(Problem to work on): Return nothing but the lines from the line containing "Read all visible content and emit it as JSON." through the last line of the records, reproduced exactly.

(Records shown):
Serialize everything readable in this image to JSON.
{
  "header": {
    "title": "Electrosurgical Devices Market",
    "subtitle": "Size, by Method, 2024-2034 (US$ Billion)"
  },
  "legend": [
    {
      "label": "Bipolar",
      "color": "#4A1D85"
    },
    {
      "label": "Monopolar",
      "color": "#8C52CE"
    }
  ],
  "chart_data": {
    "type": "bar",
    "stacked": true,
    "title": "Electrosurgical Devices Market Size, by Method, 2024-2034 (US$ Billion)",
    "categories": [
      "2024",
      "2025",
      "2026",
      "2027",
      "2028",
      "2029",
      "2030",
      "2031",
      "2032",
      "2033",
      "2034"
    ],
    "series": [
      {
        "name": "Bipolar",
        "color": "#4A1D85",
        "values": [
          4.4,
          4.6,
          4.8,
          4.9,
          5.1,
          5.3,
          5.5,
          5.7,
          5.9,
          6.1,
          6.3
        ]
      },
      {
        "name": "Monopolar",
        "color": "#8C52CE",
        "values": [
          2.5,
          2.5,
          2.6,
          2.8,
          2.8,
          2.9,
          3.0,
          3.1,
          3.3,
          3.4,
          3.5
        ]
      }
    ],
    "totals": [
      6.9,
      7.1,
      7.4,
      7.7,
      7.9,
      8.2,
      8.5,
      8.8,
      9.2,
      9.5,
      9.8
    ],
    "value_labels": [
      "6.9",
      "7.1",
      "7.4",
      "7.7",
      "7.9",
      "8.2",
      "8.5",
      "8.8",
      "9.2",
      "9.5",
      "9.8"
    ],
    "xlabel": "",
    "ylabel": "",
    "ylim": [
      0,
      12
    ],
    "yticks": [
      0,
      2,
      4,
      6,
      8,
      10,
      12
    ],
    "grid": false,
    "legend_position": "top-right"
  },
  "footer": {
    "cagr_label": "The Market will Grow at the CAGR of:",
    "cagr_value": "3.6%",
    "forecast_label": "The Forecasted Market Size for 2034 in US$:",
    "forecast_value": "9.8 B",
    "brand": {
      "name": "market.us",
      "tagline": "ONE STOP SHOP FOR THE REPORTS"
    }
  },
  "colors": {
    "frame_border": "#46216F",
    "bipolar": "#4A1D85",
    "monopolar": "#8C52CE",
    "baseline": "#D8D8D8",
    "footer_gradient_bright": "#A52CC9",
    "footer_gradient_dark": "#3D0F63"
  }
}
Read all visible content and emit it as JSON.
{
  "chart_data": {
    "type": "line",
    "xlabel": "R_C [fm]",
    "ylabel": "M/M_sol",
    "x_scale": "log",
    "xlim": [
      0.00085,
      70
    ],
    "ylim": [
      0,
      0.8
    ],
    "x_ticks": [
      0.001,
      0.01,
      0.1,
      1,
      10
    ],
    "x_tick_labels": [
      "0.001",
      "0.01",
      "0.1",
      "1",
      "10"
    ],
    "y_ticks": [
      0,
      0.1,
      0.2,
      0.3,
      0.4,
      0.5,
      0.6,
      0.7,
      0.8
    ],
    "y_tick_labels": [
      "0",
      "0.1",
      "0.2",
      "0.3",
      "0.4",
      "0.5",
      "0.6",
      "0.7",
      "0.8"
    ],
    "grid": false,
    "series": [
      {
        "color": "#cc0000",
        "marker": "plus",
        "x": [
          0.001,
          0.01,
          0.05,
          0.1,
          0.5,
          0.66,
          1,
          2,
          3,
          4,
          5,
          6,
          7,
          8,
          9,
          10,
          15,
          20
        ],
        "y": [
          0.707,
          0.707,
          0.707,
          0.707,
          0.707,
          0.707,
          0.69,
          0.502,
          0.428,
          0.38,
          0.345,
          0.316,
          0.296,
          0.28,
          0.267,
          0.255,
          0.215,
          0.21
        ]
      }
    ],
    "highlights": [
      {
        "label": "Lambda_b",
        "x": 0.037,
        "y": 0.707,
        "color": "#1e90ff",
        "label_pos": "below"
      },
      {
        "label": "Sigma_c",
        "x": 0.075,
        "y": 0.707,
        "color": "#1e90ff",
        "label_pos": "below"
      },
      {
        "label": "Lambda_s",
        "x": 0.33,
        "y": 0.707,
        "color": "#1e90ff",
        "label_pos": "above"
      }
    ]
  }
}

(Response to this exercise):
Read all visible content and emit it as JSON.
{
  "chart_data": {
    "type": "line",
    "xlabel": "R_C [fm]",
    "ylabel": "M/M_sol",
    "x_scale": "log",
    "xlim": [
      0.00085,
      70
    ],
    "ylim": [
      0,
      0.8
    ],
    "x_ticks": [
      0.001,
      0.01,
      0.1,
      1,
      10
    ],
    "x_tick_labels": [
      "0.001",
      "0.01",
      "0.1",
      "1",
      "10"
    ],
    "y_ticks": [
      0,
      0.1,
      0.2,
      0.3,
      0.4,
      0.5,
      0.6,
      0.7,
      0.8
    ],
    "y_tick_labels": [
      "0",
      "0.1",
      "0.2",
      "0.3",
      "0.4",
      "0.5",
      "0.6",
      "0.7",
      "0.8"
    ],
    "grid": false,
    "series": [
      {
        "color": "#cc0000",
        "marker": "plus",
        "x": [
          0.001,
          0.01,
          0.05,
          0.1,
          0.5,
          0.66,
          1,
          2,
          3,
          4,
          5,
          6,
          7,
          8,
          9,
          10,
          15,
          20
        ],
        "y": [
          0.707,
          0.707,
          0.707,
          0.707,
          0.707,
          0.707,
          0.69,
          0.502,
          0.428,
          0.38,
          0.345,
          0.316,
          0.296,
          0.28,
          0.267,
          0.255,
          0.215,
          0.21
        ]
      }
    ],
    "highlights": [
      {
        "label": "Lambda_b",
        "x": 0.037,
        "y": 0.707,
        "color": "#1e90ff",
        "label_pos": "below"
      },
      {
        "label": "Sigma_c",
        "x": 0.075,
        "y": 0.707,
        "color": "#1e90ff",
        "label_pos": "below"
      },
      {
        "label": "Lambda_s",
        "x": 0.33,
        "y": 0.707,
        "color": "#1e90ff",
        "label_pos": "above"
      }
    ]
  }
}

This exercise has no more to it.